_What to produce_
The records below are to be copied word for word, with every picture left out.

_Input rows_
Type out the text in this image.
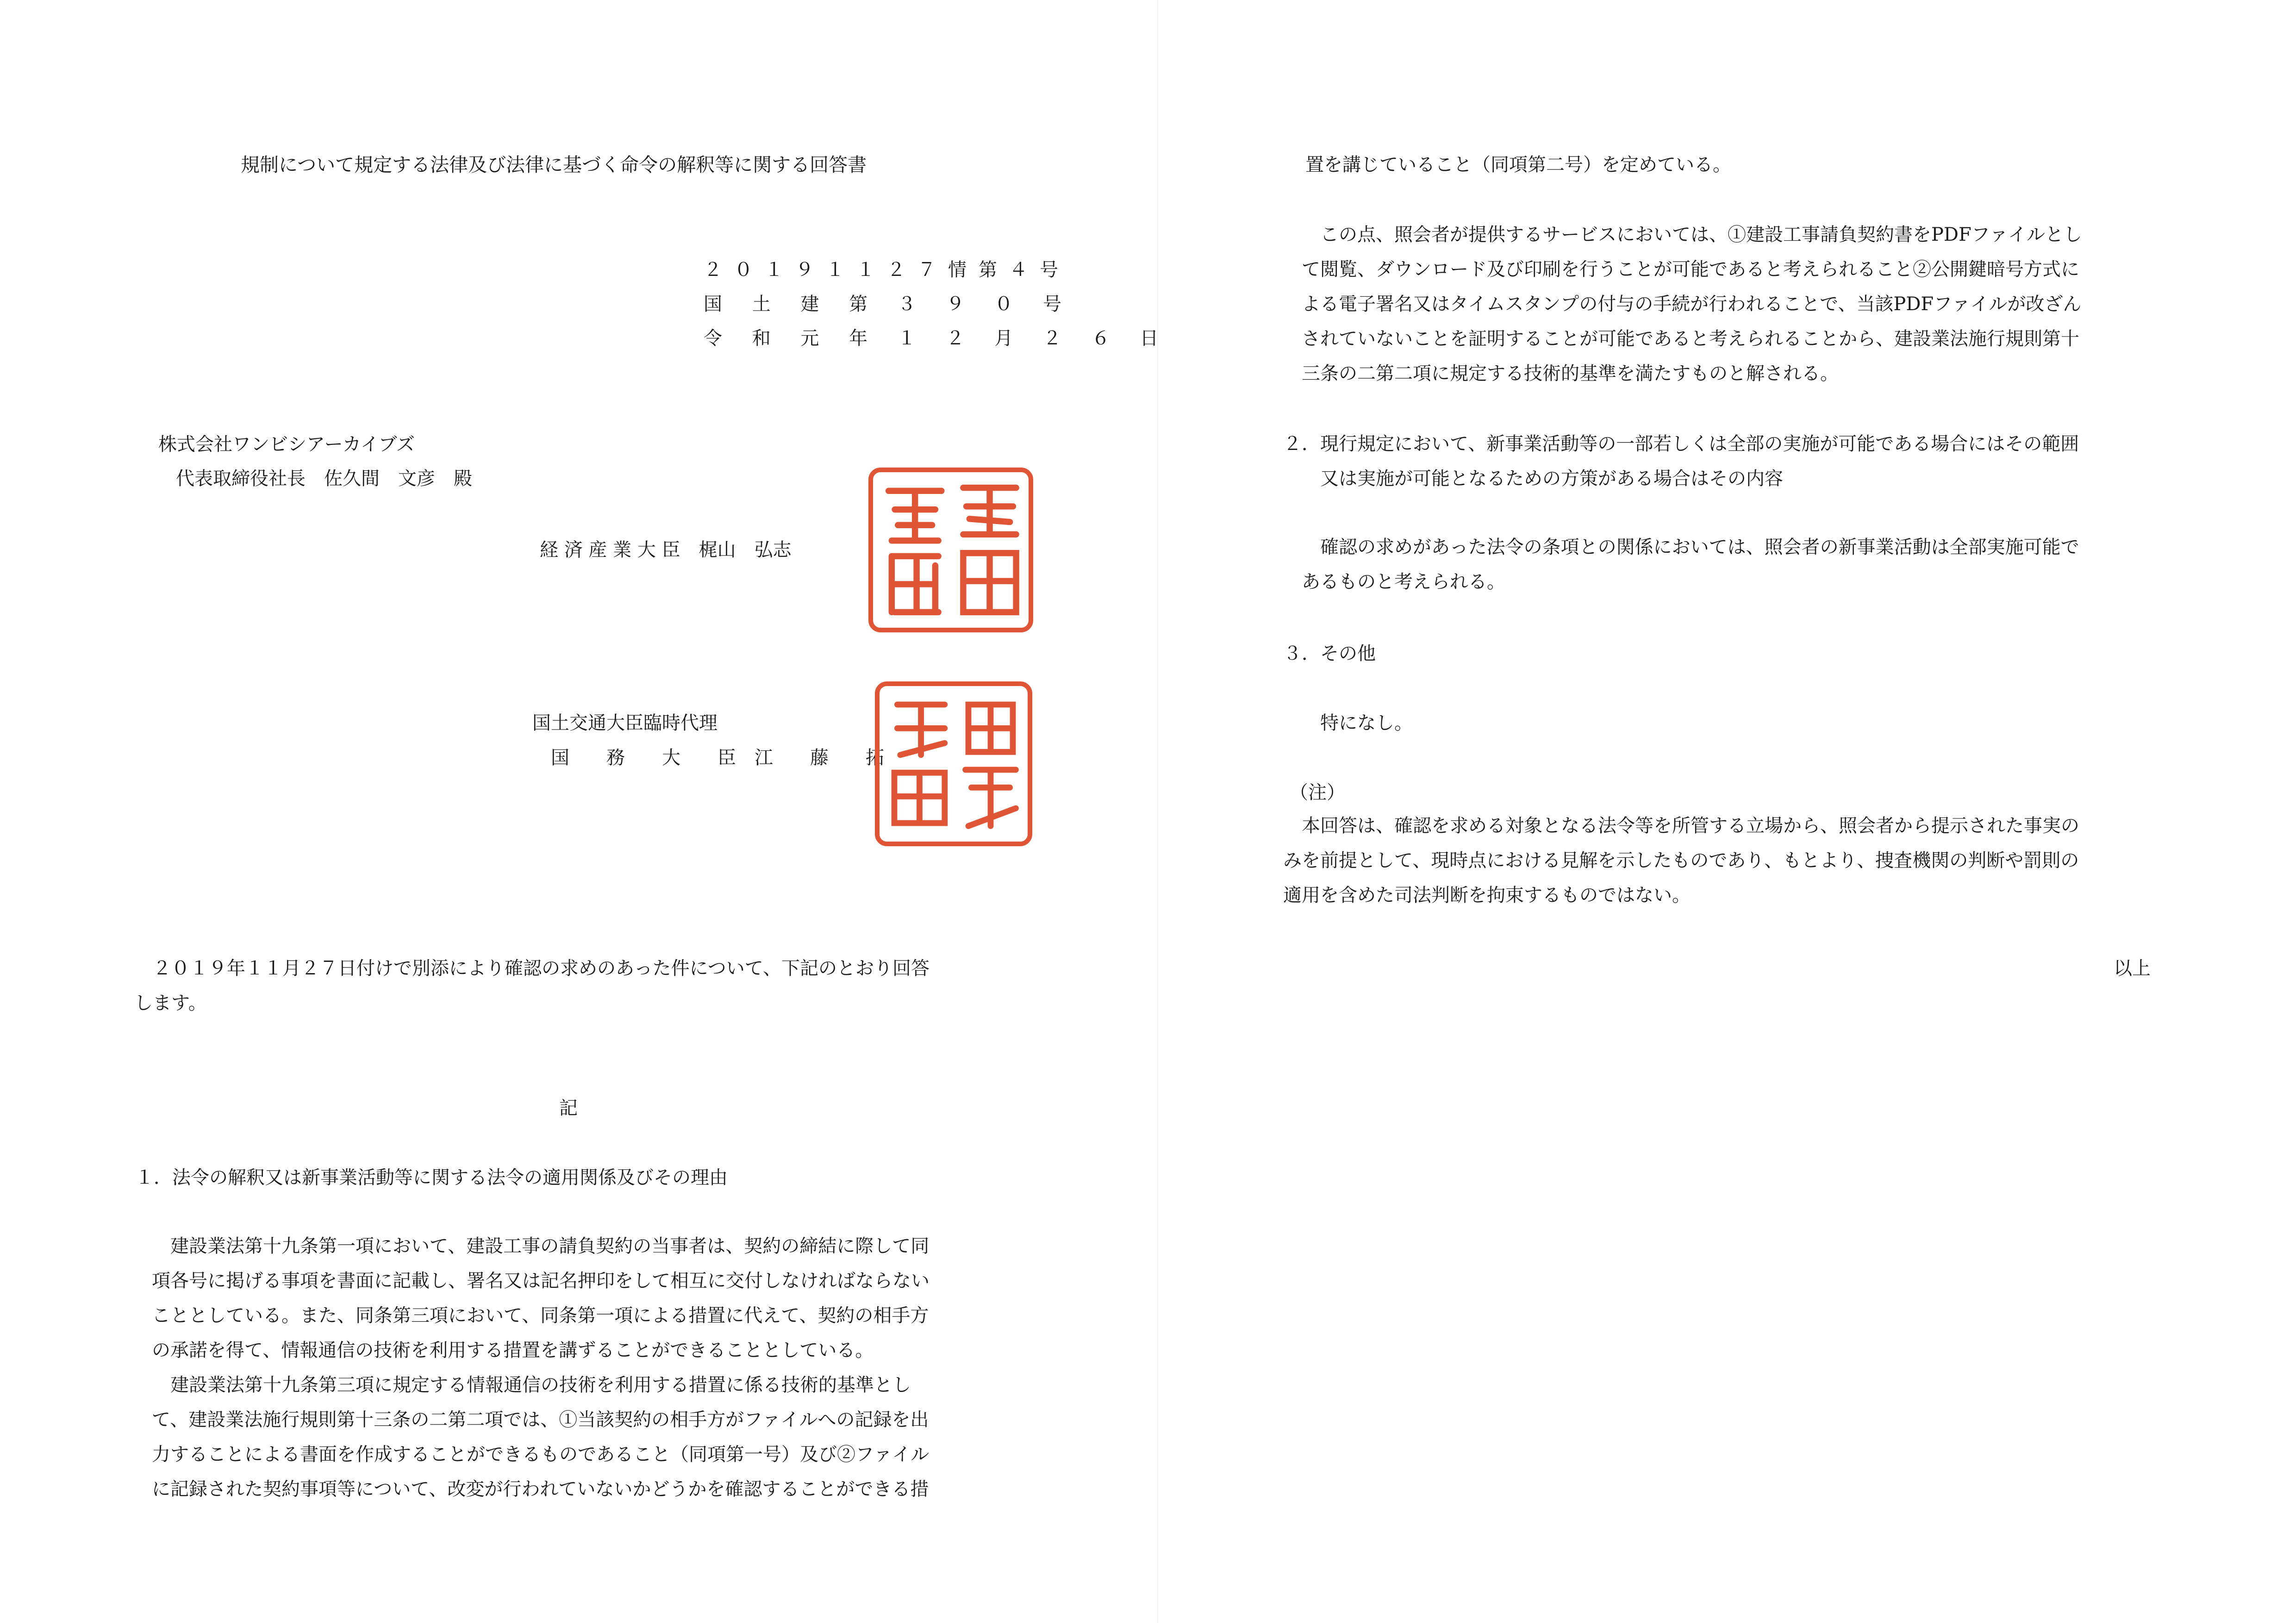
規制について規定する法律及び法律に基づく命令の解釈等に関する回答書
２０１９１１２７情第４号
国 土 建 第 ３ ９ ０ 号
令 和 元 年 １ ２ 月 ２ ６ 日
株式会社ワンビシアーカイブズ
代表取締役社長　佐久間　文彦　殿
経 済 産 業 大 臣　梶山　弘志
国土交通大臣臨時代理
国　　務　　大　　臣　江　　藤　　拓
　２０１９年１１月２７日付けで別添により確認の求めのあった件について、下記のとおり回答
します。
記
１．法令の解釈又は新事業活動等に関する法令の適用関係及びその理由
　建設業法第十九条第一項において、建設工事の請負契約の当事者は、契約の締結に際して同
項各号に掲げる事項を書面に記載し、署名又は記名押印をして相互に交付しなければならない
こととしている。また、同条第三項において、同条第一項による措置に代えて、契約の相手方
の承諾を得て、情報通信の技術を利用する措置を講ずることができることとしている。
　建設業法第十九条第三項に規定する情報通信の技術を利用する措置に係る技術的基準とし
て、建設業法施行規則第十三条の二第二項では、①当該契約の相手方がファイルへの記録を出
力することによる書面を作成することができるものであること（同項第一号）及び②ファイル
に記録された契約事項等について、改変が行われていないかどうかを確認することができる措
置を講じていること（同項第二号）を定めている。
　この点、照会者が提供するサービスにおいては、①建設工事請負契約書をPDFファイルとし
て閲覧、ダウンロード及び印刷を行うことが可能であると考えられること②公開鍵暗号方式に
よる電子署名又はタイムスタンプの付与の手続が行われることで、当該PDFファイルが改ざん
されていないことを証明することが可能であると考えられることから、建設業法施行規則第十
三条の二第二項に規定する技術的基準を満たすものと解される。
２．現行規定において、新事業活動等の一部若しくは全部の実施が可能である場合にはその範囲
　　又は実施が可能となるための方策がある場合はその内容
　確認の求めがあった法令の条項との関係においては、照会者の新事業活動は全部実施可能で
あるものと考えられる。
３．その他
特になし。
（注）
　本回答は、確認を求める対象となる法令等を所管する立場から、照会者から提示された事実の
みを前提として、現時点における見解を示したものであり、もとより、捜査機関の判断や罰則の
適用を含めた司法判断を拘束するものではない。
以上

_Complete answer_
Type out the text in this image.
規制について規定する法律及び法律に基づく命令の解釈等に関する回答書
２０１９１１２７情第４号
国 土 建 第 ３ ９ ０ 号
令 和 元 年 １ ２ 月 ２ ６ 日
株式会社ワンビシアーカイブズ
代表取締役社長　佐久間　文彦　殿
経 済 産 業 大 臣　梶山　弘志
国土交通大臣臨時代理
国　　務　　大　　臣　江　　藤　　拓
　２０１９年１１月２７日付けで別添により確認の求めのあった件について、下記のとおり回答
します。
記
１．法令の解釈又は新事業活動等に関する法令の適用関係及びその理由
　建設業法第十九条第一項において、建設工事の請負契約の当事者は、契約の締結に際して同
項各号に掲げる事項を書面に記載し、署名又は記名押印をして相互に交付しなければならない
こととしている。また、同条第三項において、同条第一項による措置に代えて、契約の相手方
の承諾を得て、情報通信の技術を利用する措置を講ずることができることとしている。
　建設業法第十九条第三項に規定する情報通信の技術を利用する措置に係る技術的基準とし
て、建設業法施行規則第十三条の二第二項では、①当該契約の相手方がファイルへの記録を出
力することによる書面を作成することができるものであること（同項第一号）及び②ファイル
に記録された契約事項等について、改変が行われていないかどうかを確認することができる措
置を講じていること（同項第二号）を定めている。
　この点、照会者が提供するサービスにおいては、①建設工事請負契約書をPDFファイルとし
て閲覧、ダウンロード及び印刷を行うことが可能であると考えられること②公開鍵暗号方式に
よる電子署名又はタイムスタンプの付与の手続が行われることで、当該PDFファイルが改ざん
されていないことを証明することが可能であると考えられることから、建設業法施行規則第十
三条の二第二項に規定する技術的基準を満たすものと解される。
２．現行規定において、新事業活動等の一部若しくは全部の実施が可能である場合にはその範囲
　　又は実施が可能となるための方策がある場合はその内容
　確認の求めがあった法令の条項との関係においては、照会者の新事業活動は全部実施可能で
あるものと考えられる。
３．その他
特になし。
（注）
　本回答は、確認を求める対象となる法令等を所管する立場から、照会者から提示された事実の
みを前提として、現時点における見解を示したものであり、もとより、捜査機関の判断や罰則の
適用を含めた司法判断を拘束するものではない。
以上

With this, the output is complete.